== WHAT YOU SHOULD DO ==
Write out the full case summary below, word for word.

== PROVIDED TEXT ==
Humboldt County Adult Protective Services v. Superior Court of Humboldt County
4 Cal. App. 5th 548
| Cal. Ct. App. | 2016Background
- Mr. Richard (Dick) Magney executed a valid 2011 advance health care directive appointing his wife Judith as his health‑care agent and expressing a preference for palliative care when further treatment would be nonbeneficial.
- In March 2015 Mr. Magney was hospitalized with mitral valve endocarditis, sepsis, malnutrition and other serious conditions; Dr. Stephanie Phan, the treating physician, reviewed records, examined Mr. Magney and concluded palliative (comfort) care was appropriate and consistent with his expressed wishes and capacity.
- Humboldt County Adult Protective Services (APS) investigator Heather Ringwald, after reviewing records and consulting others (including a VA physician who had not treated Mr. Magney recently and a VA psychologist who saw him once), filed an ex parte petition under the Health Care Decisions Law to (1) remove Mrs. Magney as agent and (2) obtain a temporary order compelling antibiotics/treatment.
- Humboldt’s petition omitted any mention of Dr. Phan or her assessment and relied on unauthenticated, hearsay‑laden materials and a form competency statement by a psychologist; much of that material was never admitted into evidence. The trial court granted a temporary treatment order; Humboldt later withdrew the petition after Mrs. Magney obtained counsel and challenged the pleadings.

(Stored data entries)
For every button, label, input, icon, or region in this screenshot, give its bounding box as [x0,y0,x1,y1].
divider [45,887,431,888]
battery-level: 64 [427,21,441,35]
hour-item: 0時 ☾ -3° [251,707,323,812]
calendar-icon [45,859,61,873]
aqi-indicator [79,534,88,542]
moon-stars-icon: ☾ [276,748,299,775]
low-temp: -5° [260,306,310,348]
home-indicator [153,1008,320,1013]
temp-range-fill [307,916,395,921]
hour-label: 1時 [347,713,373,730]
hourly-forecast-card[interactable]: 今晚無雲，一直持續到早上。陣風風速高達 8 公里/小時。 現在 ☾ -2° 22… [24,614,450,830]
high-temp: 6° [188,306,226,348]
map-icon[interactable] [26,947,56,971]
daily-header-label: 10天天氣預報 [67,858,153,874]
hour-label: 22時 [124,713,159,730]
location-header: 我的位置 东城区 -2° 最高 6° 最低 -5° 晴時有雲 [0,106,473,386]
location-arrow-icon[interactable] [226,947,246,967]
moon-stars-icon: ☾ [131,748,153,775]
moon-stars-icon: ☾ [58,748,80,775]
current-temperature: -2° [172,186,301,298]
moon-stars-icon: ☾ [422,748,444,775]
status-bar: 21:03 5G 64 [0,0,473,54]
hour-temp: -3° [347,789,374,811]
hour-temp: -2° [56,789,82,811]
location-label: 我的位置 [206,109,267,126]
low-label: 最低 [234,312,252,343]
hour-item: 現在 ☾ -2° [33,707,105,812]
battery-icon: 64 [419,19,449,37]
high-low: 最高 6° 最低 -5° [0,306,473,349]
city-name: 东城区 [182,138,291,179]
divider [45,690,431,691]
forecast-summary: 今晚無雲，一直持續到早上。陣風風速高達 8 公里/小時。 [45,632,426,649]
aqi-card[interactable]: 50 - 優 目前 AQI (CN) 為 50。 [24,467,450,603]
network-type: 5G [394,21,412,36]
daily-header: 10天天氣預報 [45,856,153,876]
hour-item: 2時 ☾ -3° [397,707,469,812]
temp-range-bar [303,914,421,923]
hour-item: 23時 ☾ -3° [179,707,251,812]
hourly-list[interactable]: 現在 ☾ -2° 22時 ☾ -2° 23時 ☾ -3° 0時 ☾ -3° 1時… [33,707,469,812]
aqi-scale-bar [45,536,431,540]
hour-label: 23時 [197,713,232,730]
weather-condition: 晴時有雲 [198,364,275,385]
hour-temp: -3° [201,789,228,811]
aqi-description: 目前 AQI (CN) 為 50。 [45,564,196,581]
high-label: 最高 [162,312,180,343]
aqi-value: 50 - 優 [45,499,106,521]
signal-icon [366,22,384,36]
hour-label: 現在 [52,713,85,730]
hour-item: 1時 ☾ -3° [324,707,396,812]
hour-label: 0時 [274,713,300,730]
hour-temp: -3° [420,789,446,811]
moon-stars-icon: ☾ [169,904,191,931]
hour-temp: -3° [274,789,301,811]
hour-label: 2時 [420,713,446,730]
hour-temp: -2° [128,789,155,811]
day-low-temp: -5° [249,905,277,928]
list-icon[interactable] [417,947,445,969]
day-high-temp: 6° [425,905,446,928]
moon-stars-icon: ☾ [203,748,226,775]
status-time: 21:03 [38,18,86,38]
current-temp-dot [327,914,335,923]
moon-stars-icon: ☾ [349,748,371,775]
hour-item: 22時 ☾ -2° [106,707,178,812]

== RESPONSE BOX ==
Humboldt County Adult Protective Services v. Superior Court of Humboldt County
4 Cal. App. 5th 548
| Cal. Ct. App. | 2016Background
- Mr. Richard (Dick) Magney executed a valid 2011 advance health care directive appointing his wife Judith as his health‑care agent and expressing a preference for palliative care when further treatment would be nonbeneficial.
- In March 2015 Mr. Magney was hospitalized with mitral valve endocarditis, sepsis, malnutrition and other serious conditions; Dr. Stephanie Phan, the treating physician, reviewed records, examined Mr. Magney and concluded palliative (comfort) care was appropriate and consistent with his expressed wishes and capacity.
- Humboldt County Adult Protective Services (APS) investigator Heather Ringwald, after reviewing records and consulting others (including a VA physician who had not treated Mr. Magney recently and a VA psychologist who saw him once), filed an ex parte petition under the Health Care Decisions Law to (1) remove Mrs. Magney as agent and (2) obtain a temporary order compelling antibiotics/treatment.
- Humboldt’s petition omitted any mention of Dr. Phan or her assessment and relied on unauthenticated, hearsay‑laden materials and a form competency statement by a psychologist; much of that material was never admitted into evidence. The trial court granted a temporary treatment order; Humboldt later withdrew the petition after Mrs. Magney obtained counsel and challenged the pleadings.